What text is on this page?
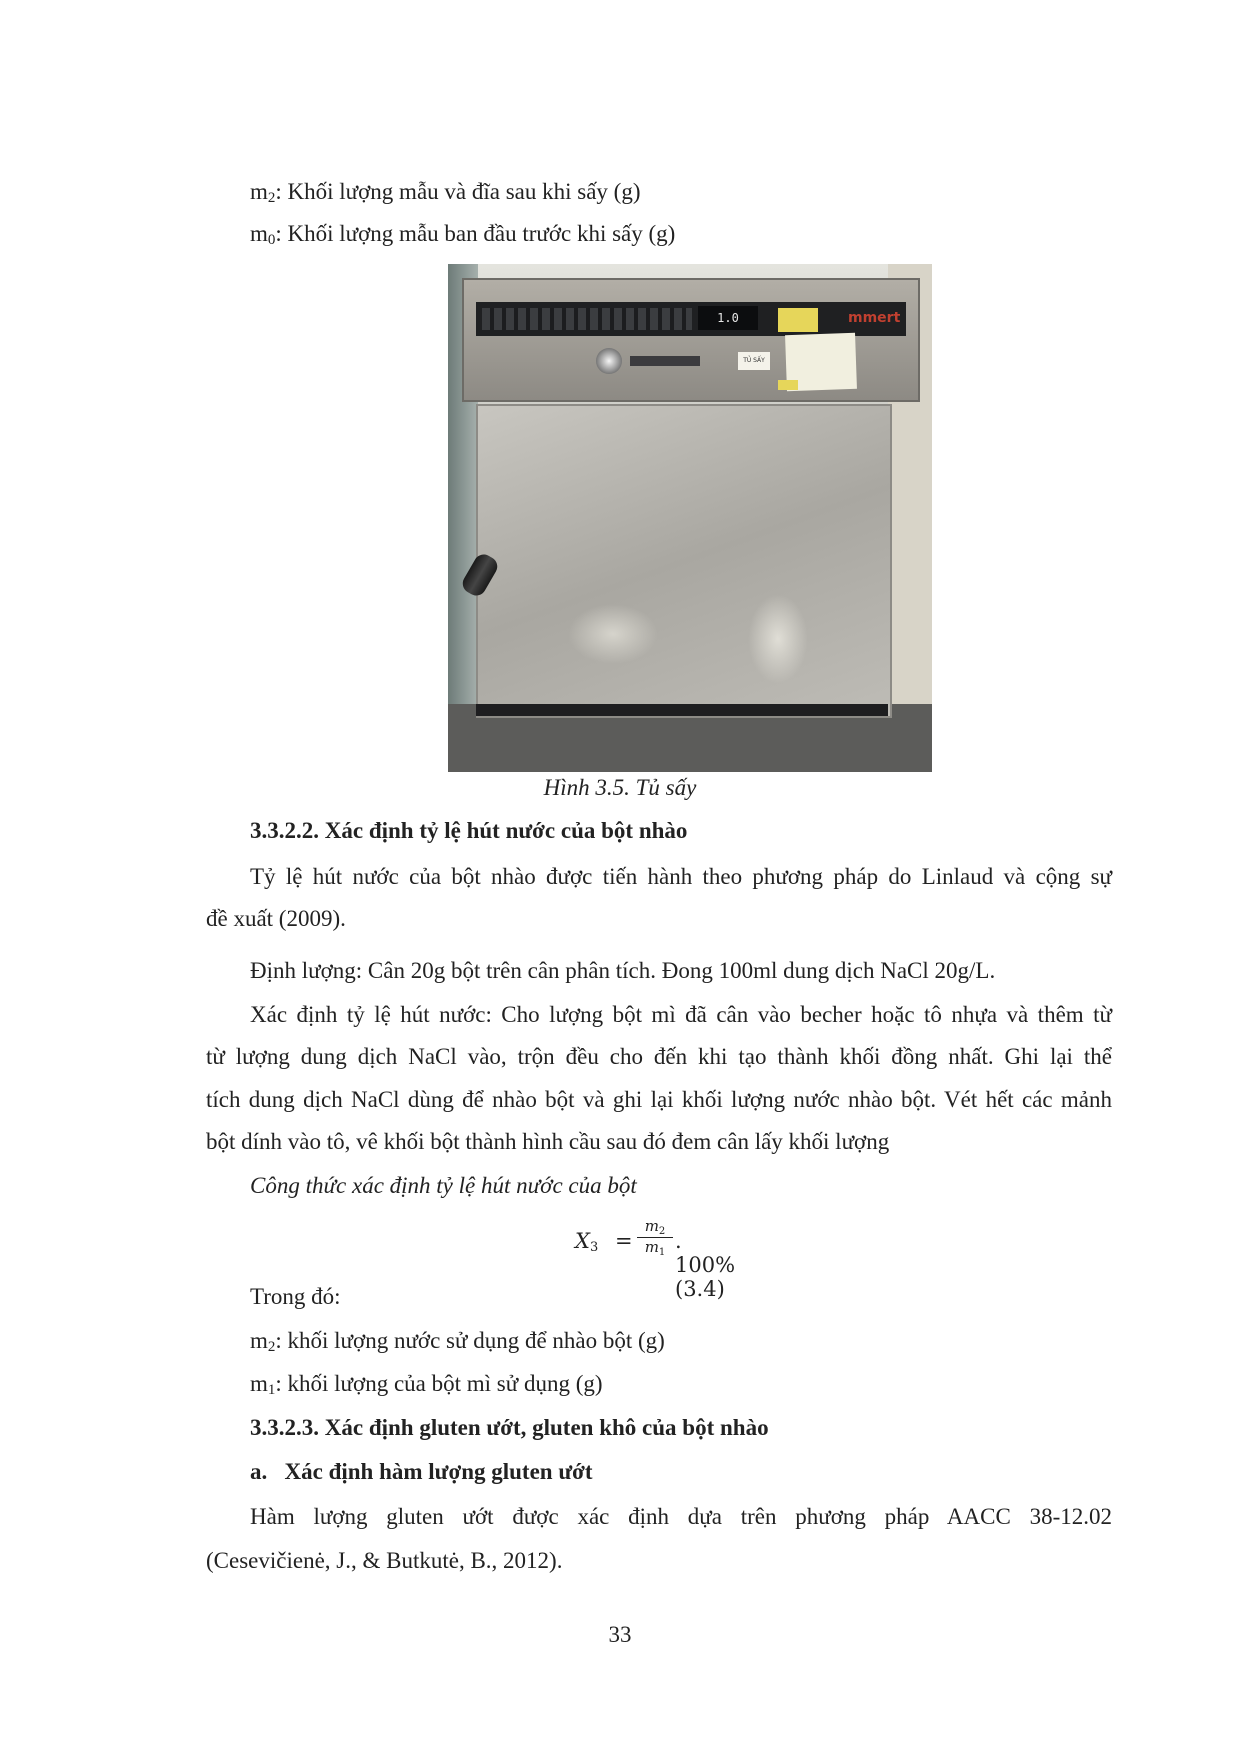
$m_2$: Khối lượng mẫu và đĩa sau khi sấy (g)
$m_0$: Khối lượng mẫu ban đầu trước khi sấy (g)
1.0	mmert
TỦ SẤY
Hình 3.5. Tủ sấy
3.3.2.2. Xác định tỷ lệ hút nước của bột nhào
Tỷ lệ hút nước của bột nhào được tiến hành theo phương pháp do Linlaud và cộng sự
đề xuất (2009).
Định lượng: Cân 20g bột trên cân phân tích. Đong 100ml dung dịch NaCl 20g/L.
Xác định tỷ lệ hút nước: Cho lượng bột mì đã cân vào becher hoặc tô nhựa và thêm từ
từ lượng dung dịch NaCl vào, trộn đều cho đến khi tạo thành khối đồng nhất. Ghi lại thể
tích dung dịch NaCl dùng để nhào bột và ghi lại khối lượng nước nhào bột. Vét hết các mảnh
bột dính vào tô, vê khối bột thành hình cầu sau đó đem cân lấy khối lượng
Công thức xác định tỷ lệ hút nước của bột
$X_3 = \frac{m_2}{m_1}$ . 100% (3.4)
Trong đó:
$m_2$: khối lượng nước sử dụng để nhào bột (g)
$m_1$: khối lượng của bột mì sử dụng (g)
3.3.2.3. Xác định gluten ướt, gluten khô của bột nhào
a.   Xác định hàm lượng gluten ướt
Hàm lượng gluten ướt được xác định dựa trên phương pháp AACC 38-12.02
(Cesevičienė, J., & Butkutė, B., 2012).
33
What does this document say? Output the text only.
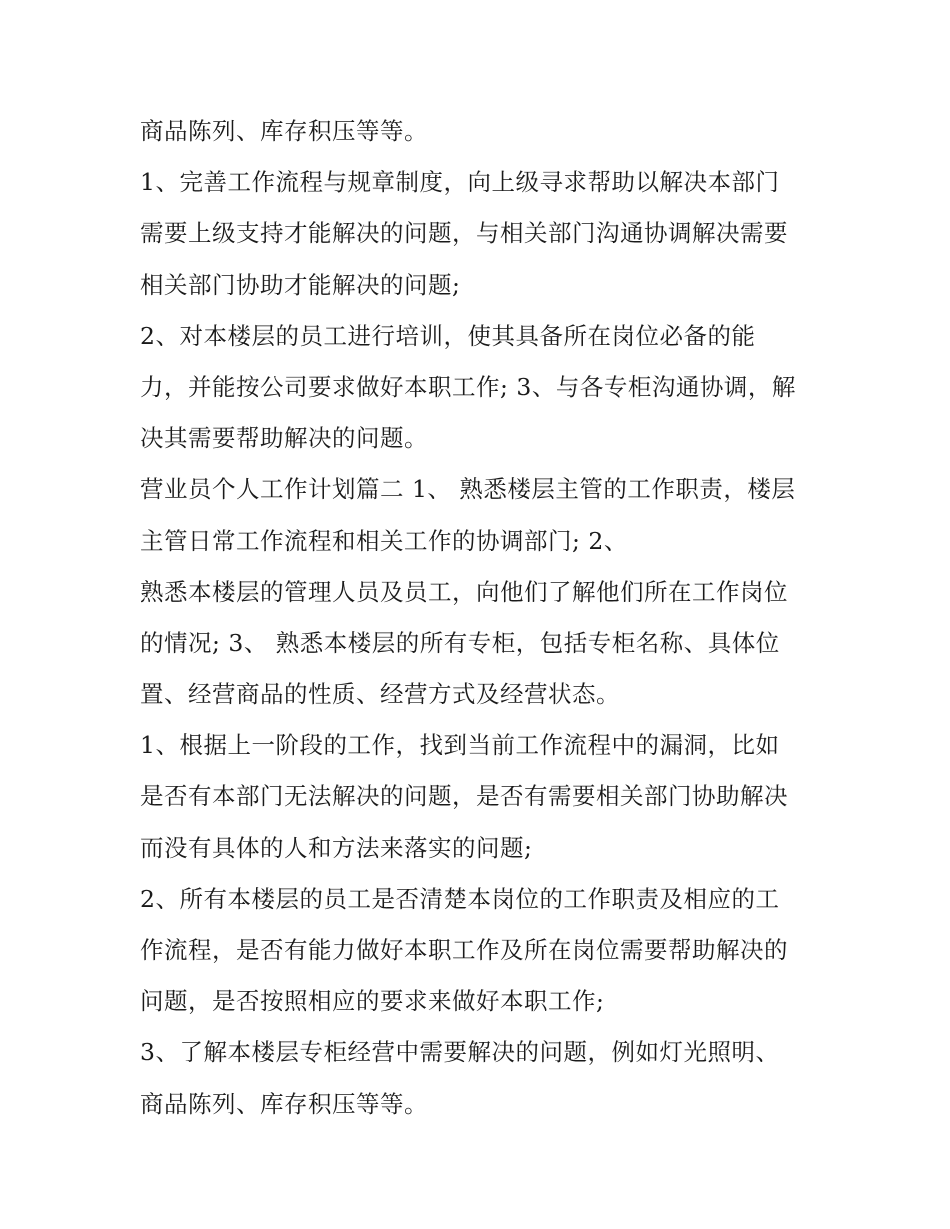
商品陈列、库存积压等等。
1、完善工作流程与规章制度，向上级寻求帮助以解决本部门
需要上级支持才能解决的问题，与相关部门沟通协调解决需要
相关部门协助才能解决的问题;
2、对本楼层的员工进行培训，使其具备所在岗位必备的能
力，并能按公司要求做好本职工作; 3、与各专柜沟通协调，解
决其需要帮助解决的问题。
营业员个人工作计划篇二 1、 熟悉楼层主管的工作职责，楼层
主管日常工作流程和相关工作的协调部门; 2、
熟悉本楼层的管理人员及员工，向他们了解他们所在工作岗位
的情况; 3、 熟悉本楼层的所有专柜，包括专柜名称、具体位
置、经营商品的性质、经营方式及经营状态。
1、根据上一阶段的工作，找到当前工作流程中的漏洞，比如
是否有本部门无法解决的问题，是否有需要相关部门协助解决
而没有具体的人和方法来落实的问题;
2、所有本楼层的员工是否清楚本岗位的工作职责及相应的工
作流程，是否有能力做好本职工作及所在岗位需要帮助解决的
问题，是否按照相应的要求来做好本职工作;
3、了解本楼层专柜经营中需要解决的问题，例如灯光照明、
商品陈列、库存积压等等。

+---+

Exercise objective:
Leave out all pictures, then copy the remaining material exactly.

Solution:
What text is on this page?
$m_2$: Khối lượng mẫu và đĩa sau khi sấy (g)
$m_0$: Khối lượng mẫu ban đầu trước khi sấy (g)
1.0	mmert
TỦ SẤY
Hình 3.5. Tủ sấy
3.3.2.2. Xác định tỷ lệ hút nước của bột nhào
Tỷ lệ hút nước của bột nhào được tiến hành theo phương pháp do Linlaud và cộng sự
đề xuất (2009).
Định lượng: Cân 20g bột trên cân phân tích. Đong 100ml dung dịch NaCl 20g/L.
Xác định tỷ lệ hút nước: Cho lượng bột mì đã cân vào becher hoặc tô nhựa và thêm từ
từ lượng dung dịch NaCl vào, trộn đều cho đến khi tạo thành khối đồng nhất. Ghi lại thể
tích dung dịch NaCl dùng để nhào bột và ghi lại khối lượng nước nhào bột. Vét hết các mảnh
bột dính vào tô, vê khối bột thành hình cầu sau đó đem cân lấy khối lượng
Công thức xác định tỷ lệ hút nước của bột
$X_3 = \frac{m_2}{m_1}$ . 100% (3.4)
Trong đó:
$m_2$: khối lượng nước sử dụng để nhào bột (g)
$m_1$: khối lượng của bột mì sử dụng (g)
3.3.2.3. Xác định gluten ướt, gluten khô của bột nhào
a.   Xác định hàm lượng gluten ướt
Hàm lượng gluten ướt được xác định dựa trên phương pháp AACC 38-12.02
(Cesevičienė, J., & Butkutė, B., 2012).
33
What does this document say? Output the text only.
商品陈列、库存积压等等。
1、完善工作流程与规章制度，向上级寻求帮助以解决本部门
需要上级支持才能解决的问题，与相关部门沟通协调解决需要
相关部门协助才能解决的问题;
2、对本楼层的员工进行培训，使其具备所在岗位必备的能
力，并能按公司要求做好本职工作; 3、与各专柜沟通协调，解
决其需要帮助解决的问题。
营业员个人工作计划篇二 1、 熟悉楼层主管的工作职责，楼层
主管日常工作流程和相关工作的协调部门; 2、
熟悉本楼层的管理人员及员工，向他们了解他们所在工作岗位
的情况; 3、 熟悉本楼层的所有专柜，包括专柜名称、具体位
置、经营商品的性质、经营方式及经营状态。
1、根据上一阶段的工作，找到当前工作流程中的漏洞，比如
是否有本部门无法解决的问题，是否有需要相关部门协助解决
而没有具体的人和方法来落实的问题;
2、所有本楼层的员工是否清楚本岗位的工作职责及相应的工
作流程，是否有能力做好本职工作及所在岗位需要帮助解决的
问题，是否按照相应的要求来做好本职工作;
3、了解本楼层专柜经营中需要解决的问题，例如灯光照明、
商品陈列、库存积压等等。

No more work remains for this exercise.